◆ STATED GOAL
Your task is to transcribe all of the records exactly and leave out the pictures.

◆ SUPPLIED MATERIAL
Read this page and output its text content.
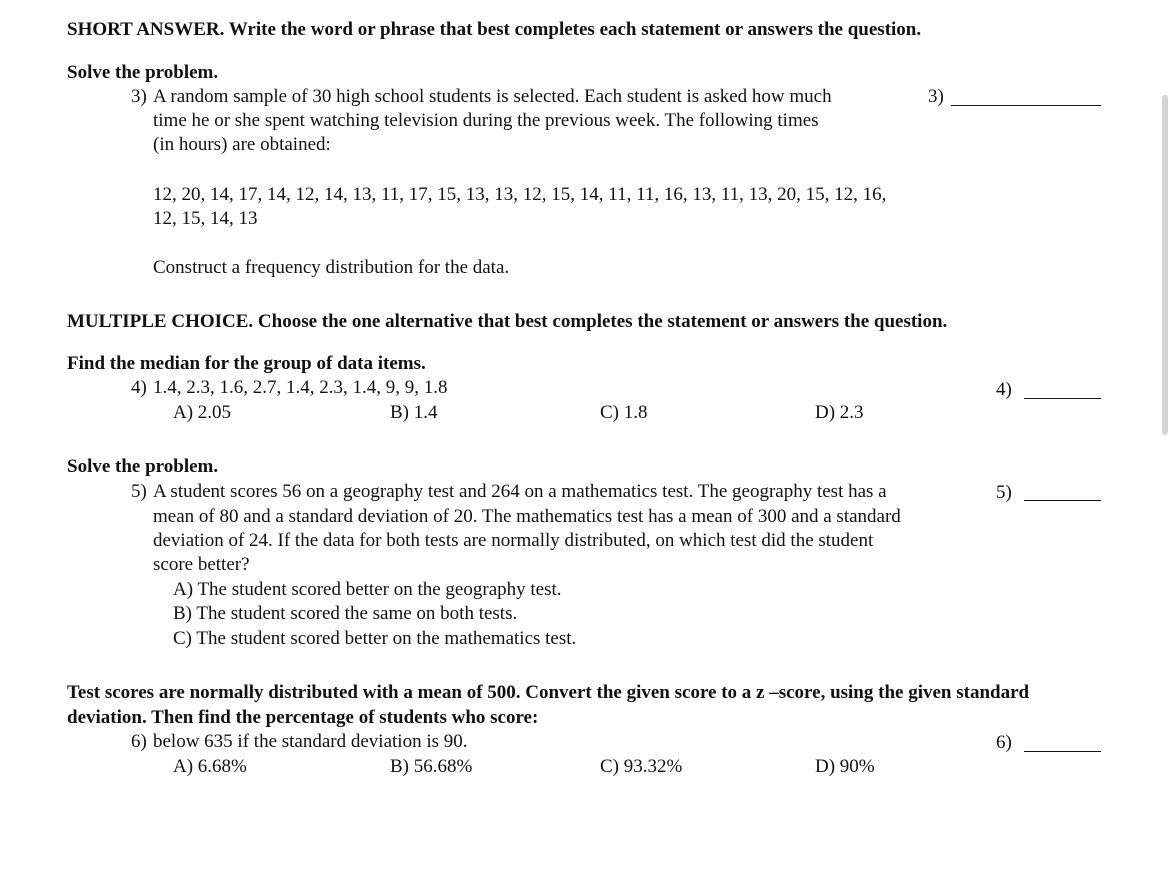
SHORT ANSWER. Write the word or phrase that best completes each statement or answers the question.
Solve the problem.
3) A random sample of 30 high school students is selected. Each student is asked how much
time he or she spent watching television during the previous week. The following times
(in hours) are obtained:
3)
12, 20, 14, 17, 14, 12, 14, 13, 11, 17, 15, 13, 13, 12, 15, 14, 11, 11, 16, 13, 11, 13, 20, 15, 12, 16,
12, 15, 14, 13
Construct a frequency distribution for the data.
MULTIPLE CHOICE. Choose the one alternative that best completes the statement or answers the question.
Find the median for the group of data items.
4) 1.4, 2.3, 1.6, 2.7, 1.4, 2.3, 1.4, 9, 9, 1.8	4)
A) 2.05	B) 1.4	C) 1.8	D) 2.3
Solve the problem.
5) A student scores 56 on a geography test and 264 on a mathematics test. The geography test has a
mean of 80 and a standard deviation of 20. The mathematics test has a mean of 300 and a standard
deviation of 24. If the data for both tests are normally distributed, on which test did the student
score better?
5)
A) The student scored better on the geography test.
B) The student scored the same on both tests.
C) The student scored better on the mathematics test.
Test scores are normally distributed with a mean of 500. Convert the given score to a z –score, using the given standard
deviation. Then find the percentage of students who score:
6) below 635 if the standard deviation is 90.	6)
A) 6.68%	B) 56.68%	C) 93.32%	D) 90%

◆ FULL OUTPUT
Read this page and output its text content.
SHORT ANSWER. Write the word or phrase that best completes each statement or answers the question.
Solve the problem.
3) A random sample of 30 high school students is selected. Each student is asked how much
time he or she spent watching television during the previous week. The following times
(in hours) are obtained:
3)
12, 20, 14, 17, 14, 12, 14, 13, 11, 17, 15, 13, 13, 12, 15, 14, 11, 11, 16, 13, 11, 13, 20, 15, 12, 16,
12, 15, 14, 13
Construct a frequency distribution for the data.
MULTIPLE CHOICE. Choose the one alternative that best completes the statement or answers the question.
Find the median for the group of data items.
4) 1.4, 2.3, 1.6, 2.7, 1.4, 2.3, 1.4, 9, 9, 1.8	4)
A) 2.05	B) 1.4	C) 1.8	D) 2.3
Solve the problem.
5) A student scores 56 on a geography test and 264 on a mathematics test. The geography test has a
mean of 80 and a standard deviation of 20. The mathematics test has a mean of 300 and a standard
deviation of 24. If the data for both tests are normally distributed, on which test did the student
score better?
5)
A) The student scored better on the geography test.
B) The student scored the same on both tests.
C) The student scored better on the mathematics test.
Test scores are normally distributed with a mean of 500. Convert the given score to a z –score, using the given standard
deviation. Then find the percentage of students who score:
6) below 635 if the standard deviation is 90.	6)
A) 6.68%	B) 56.68%	C) 93.32%	D) 90%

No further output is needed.